_Written request:_
Count how many lines hold the string "Skip". Give that number alone.

↓

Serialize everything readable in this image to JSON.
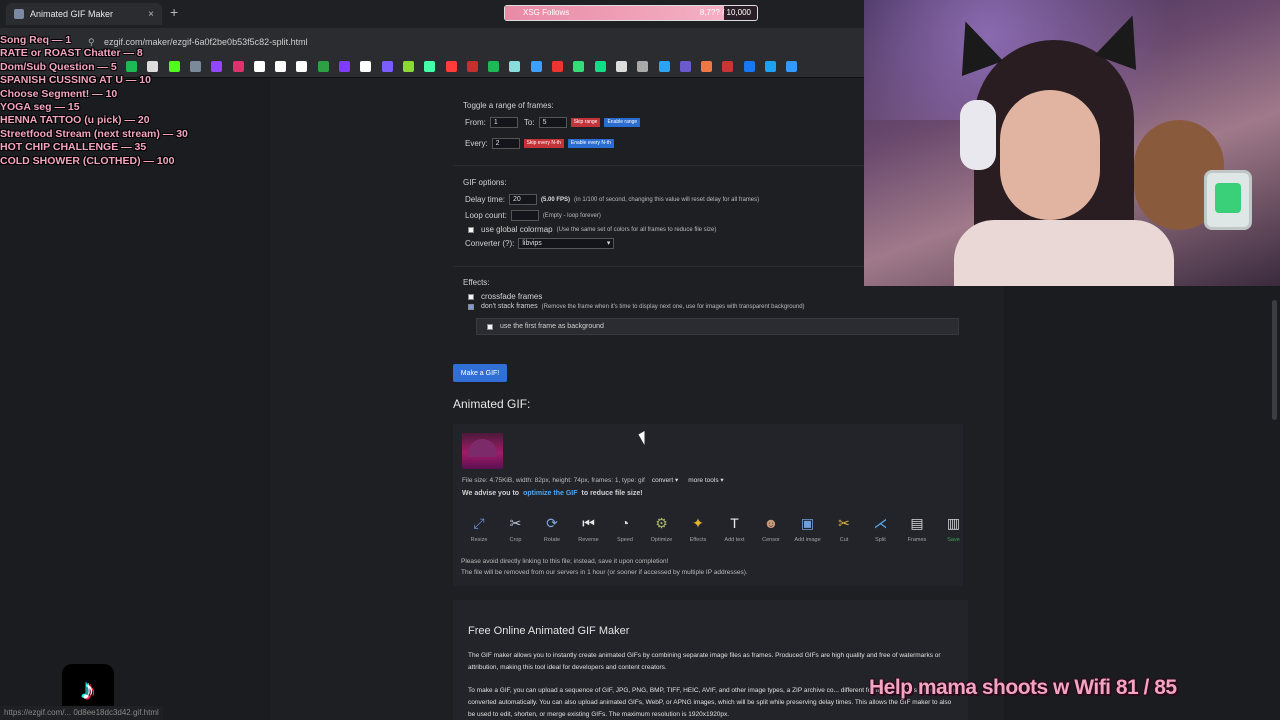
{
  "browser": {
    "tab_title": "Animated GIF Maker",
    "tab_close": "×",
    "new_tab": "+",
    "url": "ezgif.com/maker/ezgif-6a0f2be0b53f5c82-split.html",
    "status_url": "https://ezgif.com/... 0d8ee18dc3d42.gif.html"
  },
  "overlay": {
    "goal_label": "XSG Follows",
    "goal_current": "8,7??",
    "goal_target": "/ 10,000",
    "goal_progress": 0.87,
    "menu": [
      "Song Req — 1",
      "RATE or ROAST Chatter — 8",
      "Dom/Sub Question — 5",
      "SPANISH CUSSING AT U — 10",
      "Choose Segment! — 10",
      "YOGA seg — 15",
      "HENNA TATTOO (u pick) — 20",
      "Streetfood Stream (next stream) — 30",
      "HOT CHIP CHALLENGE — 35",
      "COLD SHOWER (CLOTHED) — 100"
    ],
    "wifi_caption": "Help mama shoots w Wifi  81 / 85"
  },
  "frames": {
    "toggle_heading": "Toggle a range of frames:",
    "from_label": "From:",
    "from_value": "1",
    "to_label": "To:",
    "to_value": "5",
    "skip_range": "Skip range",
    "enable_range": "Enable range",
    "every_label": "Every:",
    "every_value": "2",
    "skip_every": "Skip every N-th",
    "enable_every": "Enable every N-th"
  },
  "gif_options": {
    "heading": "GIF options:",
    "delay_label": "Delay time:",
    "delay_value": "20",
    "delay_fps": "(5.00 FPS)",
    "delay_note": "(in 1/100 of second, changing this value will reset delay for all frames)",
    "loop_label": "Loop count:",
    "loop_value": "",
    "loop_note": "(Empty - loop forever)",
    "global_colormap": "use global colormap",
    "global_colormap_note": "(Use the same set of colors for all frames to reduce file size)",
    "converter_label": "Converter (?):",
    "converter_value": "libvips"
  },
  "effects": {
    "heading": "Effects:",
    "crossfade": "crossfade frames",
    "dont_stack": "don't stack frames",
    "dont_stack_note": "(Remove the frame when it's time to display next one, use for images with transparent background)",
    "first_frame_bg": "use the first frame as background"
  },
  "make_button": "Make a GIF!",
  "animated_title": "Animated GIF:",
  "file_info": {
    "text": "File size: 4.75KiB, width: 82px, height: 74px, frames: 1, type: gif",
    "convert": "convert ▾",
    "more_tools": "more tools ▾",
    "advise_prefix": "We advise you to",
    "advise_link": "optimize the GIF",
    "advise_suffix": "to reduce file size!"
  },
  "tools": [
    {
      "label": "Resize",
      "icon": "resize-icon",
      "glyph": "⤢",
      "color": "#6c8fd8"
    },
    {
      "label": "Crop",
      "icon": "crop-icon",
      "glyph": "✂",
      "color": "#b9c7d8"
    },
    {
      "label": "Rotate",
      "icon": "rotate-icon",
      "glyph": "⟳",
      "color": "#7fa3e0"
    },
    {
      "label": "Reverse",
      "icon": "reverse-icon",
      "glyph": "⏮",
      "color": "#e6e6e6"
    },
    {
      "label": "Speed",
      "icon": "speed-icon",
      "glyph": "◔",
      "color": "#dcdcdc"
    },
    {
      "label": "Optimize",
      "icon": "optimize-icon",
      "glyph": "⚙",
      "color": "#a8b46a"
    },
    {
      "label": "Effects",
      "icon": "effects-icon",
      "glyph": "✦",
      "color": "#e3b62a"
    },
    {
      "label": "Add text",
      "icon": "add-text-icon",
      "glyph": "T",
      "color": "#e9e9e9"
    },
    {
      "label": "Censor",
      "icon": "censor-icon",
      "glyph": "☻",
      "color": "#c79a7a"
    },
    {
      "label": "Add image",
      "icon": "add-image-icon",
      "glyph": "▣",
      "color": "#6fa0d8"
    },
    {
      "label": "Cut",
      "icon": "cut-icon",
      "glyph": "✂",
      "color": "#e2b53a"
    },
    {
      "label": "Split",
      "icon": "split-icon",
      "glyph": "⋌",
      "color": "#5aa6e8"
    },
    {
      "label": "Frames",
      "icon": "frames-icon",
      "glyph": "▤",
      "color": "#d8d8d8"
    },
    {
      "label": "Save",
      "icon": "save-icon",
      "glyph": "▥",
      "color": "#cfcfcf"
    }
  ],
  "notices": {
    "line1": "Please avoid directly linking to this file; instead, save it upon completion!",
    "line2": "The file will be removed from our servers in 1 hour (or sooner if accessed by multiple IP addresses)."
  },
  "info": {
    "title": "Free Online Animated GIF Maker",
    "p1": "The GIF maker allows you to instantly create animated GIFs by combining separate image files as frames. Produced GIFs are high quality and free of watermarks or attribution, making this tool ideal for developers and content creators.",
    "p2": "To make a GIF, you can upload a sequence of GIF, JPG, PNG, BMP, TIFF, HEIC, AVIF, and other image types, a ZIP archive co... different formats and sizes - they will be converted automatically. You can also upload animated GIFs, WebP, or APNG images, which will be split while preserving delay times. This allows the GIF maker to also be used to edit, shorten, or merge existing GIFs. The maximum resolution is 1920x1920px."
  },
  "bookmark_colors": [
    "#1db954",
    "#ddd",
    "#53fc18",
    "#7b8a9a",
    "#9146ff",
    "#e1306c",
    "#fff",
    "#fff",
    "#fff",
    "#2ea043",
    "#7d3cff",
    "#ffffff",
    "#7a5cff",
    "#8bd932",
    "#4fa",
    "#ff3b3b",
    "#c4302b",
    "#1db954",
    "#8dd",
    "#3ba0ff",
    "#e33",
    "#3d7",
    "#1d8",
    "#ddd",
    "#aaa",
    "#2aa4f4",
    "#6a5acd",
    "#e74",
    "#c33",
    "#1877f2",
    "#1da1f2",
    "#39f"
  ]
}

↑
↓

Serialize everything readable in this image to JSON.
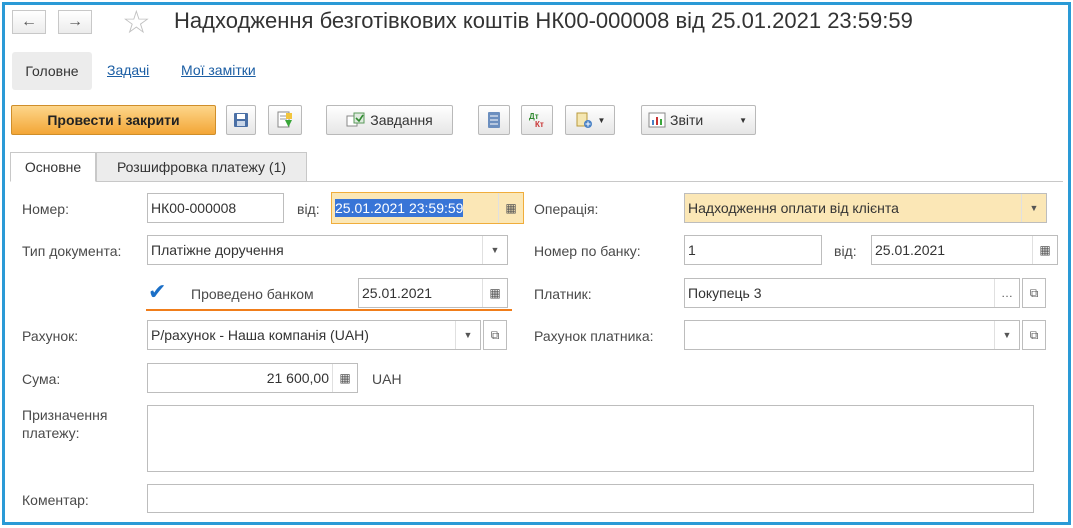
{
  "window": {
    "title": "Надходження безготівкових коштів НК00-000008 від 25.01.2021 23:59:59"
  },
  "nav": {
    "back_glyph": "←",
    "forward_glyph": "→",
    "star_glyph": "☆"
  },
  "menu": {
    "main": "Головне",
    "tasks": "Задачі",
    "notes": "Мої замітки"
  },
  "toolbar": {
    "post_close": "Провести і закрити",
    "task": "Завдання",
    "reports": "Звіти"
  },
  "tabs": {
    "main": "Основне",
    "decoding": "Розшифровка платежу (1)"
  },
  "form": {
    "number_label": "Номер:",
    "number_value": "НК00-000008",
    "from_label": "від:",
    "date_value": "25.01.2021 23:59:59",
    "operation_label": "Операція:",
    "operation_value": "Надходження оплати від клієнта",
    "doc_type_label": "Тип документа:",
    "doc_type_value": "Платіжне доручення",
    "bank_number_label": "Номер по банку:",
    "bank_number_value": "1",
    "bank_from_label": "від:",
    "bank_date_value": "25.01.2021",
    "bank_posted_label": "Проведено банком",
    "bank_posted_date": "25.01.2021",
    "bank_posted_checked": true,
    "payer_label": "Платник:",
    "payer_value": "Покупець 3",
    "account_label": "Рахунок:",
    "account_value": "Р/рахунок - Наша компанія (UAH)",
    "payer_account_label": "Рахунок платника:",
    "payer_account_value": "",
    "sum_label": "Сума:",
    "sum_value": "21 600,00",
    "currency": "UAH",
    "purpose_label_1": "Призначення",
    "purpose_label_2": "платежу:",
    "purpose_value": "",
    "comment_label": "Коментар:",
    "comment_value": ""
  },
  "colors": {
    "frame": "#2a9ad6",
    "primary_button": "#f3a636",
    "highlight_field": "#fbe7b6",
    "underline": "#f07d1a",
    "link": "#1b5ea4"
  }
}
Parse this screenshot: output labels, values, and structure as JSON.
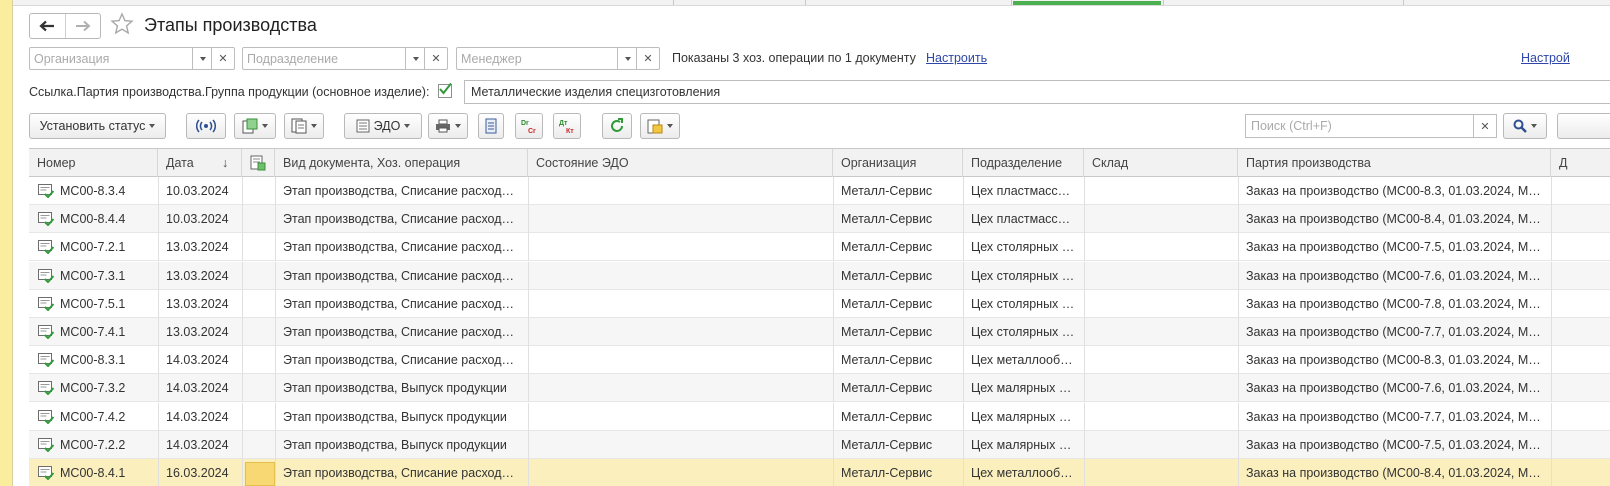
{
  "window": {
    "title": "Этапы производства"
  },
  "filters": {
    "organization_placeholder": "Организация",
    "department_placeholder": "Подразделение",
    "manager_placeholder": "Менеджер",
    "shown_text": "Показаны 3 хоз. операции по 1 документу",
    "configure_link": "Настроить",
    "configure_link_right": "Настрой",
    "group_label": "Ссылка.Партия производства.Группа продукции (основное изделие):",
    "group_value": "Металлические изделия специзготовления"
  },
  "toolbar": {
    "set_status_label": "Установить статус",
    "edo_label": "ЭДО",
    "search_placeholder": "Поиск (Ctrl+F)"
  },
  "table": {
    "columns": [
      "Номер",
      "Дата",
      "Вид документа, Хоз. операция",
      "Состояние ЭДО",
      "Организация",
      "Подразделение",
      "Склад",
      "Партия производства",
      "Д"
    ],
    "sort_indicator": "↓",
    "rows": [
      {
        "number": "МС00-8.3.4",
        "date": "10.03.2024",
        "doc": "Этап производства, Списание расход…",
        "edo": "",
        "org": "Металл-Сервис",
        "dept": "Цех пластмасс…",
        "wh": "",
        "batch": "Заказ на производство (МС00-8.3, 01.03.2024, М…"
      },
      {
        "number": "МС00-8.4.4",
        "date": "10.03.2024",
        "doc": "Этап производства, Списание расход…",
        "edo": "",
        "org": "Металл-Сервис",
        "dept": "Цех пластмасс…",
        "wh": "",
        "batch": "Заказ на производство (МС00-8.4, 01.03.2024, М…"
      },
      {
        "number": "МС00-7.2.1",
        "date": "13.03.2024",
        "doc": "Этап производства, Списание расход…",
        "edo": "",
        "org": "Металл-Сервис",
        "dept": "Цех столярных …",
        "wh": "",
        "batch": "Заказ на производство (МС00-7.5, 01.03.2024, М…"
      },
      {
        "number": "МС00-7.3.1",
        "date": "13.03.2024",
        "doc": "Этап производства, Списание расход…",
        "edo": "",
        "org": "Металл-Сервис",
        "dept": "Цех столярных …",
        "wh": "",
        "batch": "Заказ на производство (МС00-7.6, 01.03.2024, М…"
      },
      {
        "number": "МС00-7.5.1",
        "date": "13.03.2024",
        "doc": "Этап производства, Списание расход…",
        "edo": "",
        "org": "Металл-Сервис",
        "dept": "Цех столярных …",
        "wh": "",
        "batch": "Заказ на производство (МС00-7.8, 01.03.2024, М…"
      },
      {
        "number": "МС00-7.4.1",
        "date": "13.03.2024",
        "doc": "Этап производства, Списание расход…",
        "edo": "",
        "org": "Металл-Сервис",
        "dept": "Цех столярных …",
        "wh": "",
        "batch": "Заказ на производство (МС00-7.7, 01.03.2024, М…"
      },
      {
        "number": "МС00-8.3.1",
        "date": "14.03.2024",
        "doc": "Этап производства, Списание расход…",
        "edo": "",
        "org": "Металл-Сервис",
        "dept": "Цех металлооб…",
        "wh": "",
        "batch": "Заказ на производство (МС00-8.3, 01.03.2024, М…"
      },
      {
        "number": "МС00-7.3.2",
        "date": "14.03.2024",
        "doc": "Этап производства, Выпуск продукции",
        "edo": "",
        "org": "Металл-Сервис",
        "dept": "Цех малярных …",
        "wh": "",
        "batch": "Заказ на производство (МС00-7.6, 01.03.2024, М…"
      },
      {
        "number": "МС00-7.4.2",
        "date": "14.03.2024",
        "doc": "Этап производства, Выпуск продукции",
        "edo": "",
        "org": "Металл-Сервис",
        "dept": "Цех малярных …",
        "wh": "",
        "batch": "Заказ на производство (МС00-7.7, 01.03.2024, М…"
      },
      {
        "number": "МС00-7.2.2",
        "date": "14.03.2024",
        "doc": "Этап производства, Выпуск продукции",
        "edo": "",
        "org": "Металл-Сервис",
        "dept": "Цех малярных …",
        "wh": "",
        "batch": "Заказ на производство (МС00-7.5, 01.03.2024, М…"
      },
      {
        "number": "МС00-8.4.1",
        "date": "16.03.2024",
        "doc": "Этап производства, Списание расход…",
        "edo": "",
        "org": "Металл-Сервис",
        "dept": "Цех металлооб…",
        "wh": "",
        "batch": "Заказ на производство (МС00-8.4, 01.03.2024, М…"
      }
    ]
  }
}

↑

_Written answer:_
2